══ Extracted entries

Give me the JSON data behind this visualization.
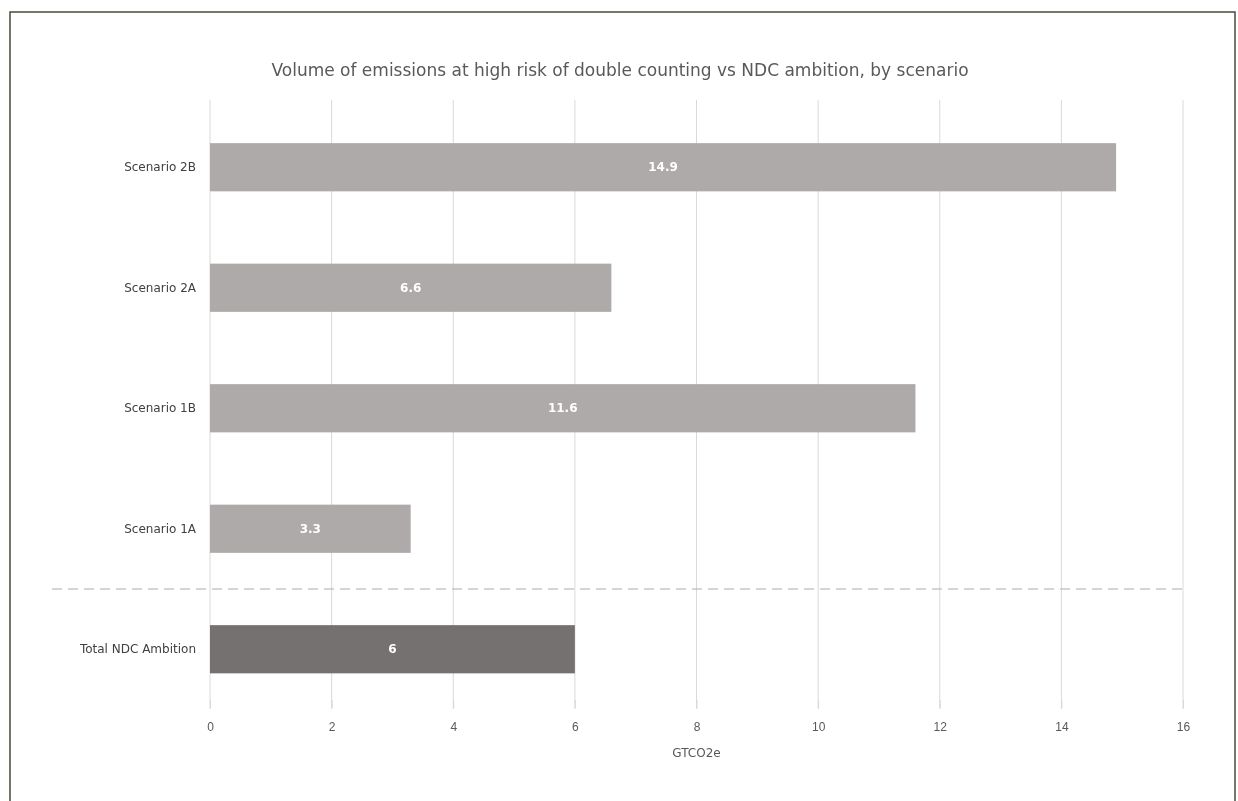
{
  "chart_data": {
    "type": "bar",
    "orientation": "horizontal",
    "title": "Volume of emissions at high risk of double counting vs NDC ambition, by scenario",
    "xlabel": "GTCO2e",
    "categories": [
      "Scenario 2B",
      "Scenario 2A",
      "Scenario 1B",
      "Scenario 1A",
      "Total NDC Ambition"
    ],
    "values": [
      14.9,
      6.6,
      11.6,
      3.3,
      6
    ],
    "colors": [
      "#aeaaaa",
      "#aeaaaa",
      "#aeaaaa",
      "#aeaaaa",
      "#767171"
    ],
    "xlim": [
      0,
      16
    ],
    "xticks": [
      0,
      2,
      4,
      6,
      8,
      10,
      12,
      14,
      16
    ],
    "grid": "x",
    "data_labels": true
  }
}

════

What you are asked to do:
Without including any pictures, please restate all the records exactly.

Written response:
Give me the JSON data behind this visualization.
{
  "chart_data": {
    "type": "bar",
    "orientation": "horizontal",
    "title": "Volume of emissions at high risk of double counting vs NDC ambition, by scenario",
    "xlabel": "GTCO2e",
    "categories": [
      "Scenario 2B",
      "Scenario 2A",
      "Scenario 1B",
      "Scenario 1A",
      "Total NDC Ambition"
    ],
    "values": [
      14.9,
      6.6,
      11.6,
      3.3,
      6
    ],
    "colors": [
      "#aeaaaa",
      "#aeaaaa",
      "#aeaaaa",
      "#aeaaaa",
      "#767171"
    ],
    "xlim": [
      0,
      16
    ],
    "xticks": [
      0,
      2,
      4,
      6,
      8,
      10,
      12,
      14,
      16
    ],
    "grid": "x",
    "data_labels": true
  }
}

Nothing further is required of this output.